THE EXERCISE
Transcribe every line, keeping it exact.

━━━━━━━━

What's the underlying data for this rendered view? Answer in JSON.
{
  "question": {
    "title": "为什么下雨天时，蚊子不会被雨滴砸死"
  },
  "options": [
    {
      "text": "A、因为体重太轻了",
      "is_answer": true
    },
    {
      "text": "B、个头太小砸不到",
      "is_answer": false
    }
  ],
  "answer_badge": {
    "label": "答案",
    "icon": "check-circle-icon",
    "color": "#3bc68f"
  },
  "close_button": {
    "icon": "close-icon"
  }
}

━━━━━━━━

OUTPUT BELOW
What's the underlying data for this rendered view? Answer in JSON.
{
  "question": {
    "title": "为什么下雨天时，蚊子不会被雨滴砸死"
  },
  "options": [
    {
      "text": "A、因为体重太轻了",
      "is_answer": true
    },
    {
      "text": "B、个头太小砸不到",
      "is_answer": false
    }
  ],
  "answer_badge": {
    "label": "答案",
    "icon": "check-circle-icon",
    "color": "#3bc68f"
  },
  "close_button": {
    "icon": "close-icon"
  }
}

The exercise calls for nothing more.